Challenge: Which lines hold the word "devote"? Copy each of them.

(Data entries)
__________________________________________________
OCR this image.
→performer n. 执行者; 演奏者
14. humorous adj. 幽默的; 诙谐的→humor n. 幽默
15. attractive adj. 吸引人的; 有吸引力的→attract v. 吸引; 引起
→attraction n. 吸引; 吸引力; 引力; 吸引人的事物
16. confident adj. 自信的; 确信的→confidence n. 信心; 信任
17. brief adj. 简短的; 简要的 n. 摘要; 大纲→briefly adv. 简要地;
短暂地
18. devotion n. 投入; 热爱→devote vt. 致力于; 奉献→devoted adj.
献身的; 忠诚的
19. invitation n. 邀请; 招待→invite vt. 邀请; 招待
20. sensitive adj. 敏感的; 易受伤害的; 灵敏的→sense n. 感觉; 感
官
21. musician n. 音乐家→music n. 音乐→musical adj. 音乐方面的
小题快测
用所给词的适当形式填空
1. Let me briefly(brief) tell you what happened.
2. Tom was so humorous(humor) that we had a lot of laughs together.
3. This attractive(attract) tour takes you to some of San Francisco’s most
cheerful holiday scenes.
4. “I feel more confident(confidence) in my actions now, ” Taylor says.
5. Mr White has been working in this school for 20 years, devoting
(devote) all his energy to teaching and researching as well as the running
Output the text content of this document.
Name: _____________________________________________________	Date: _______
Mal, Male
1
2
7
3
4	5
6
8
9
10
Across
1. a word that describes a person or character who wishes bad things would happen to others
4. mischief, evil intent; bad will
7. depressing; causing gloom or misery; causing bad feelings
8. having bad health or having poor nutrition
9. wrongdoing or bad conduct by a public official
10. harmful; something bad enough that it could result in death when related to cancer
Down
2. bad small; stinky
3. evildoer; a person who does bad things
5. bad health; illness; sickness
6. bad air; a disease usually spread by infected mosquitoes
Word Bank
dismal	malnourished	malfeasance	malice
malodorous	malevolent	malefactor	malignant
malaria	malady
__________________________________________________
Answer to this problem:
18. devotion n. 投入; 热爱→devote vt. 致力于; 奉献→devoted adj.
(devote) all his energy to teaching and researching as well as the running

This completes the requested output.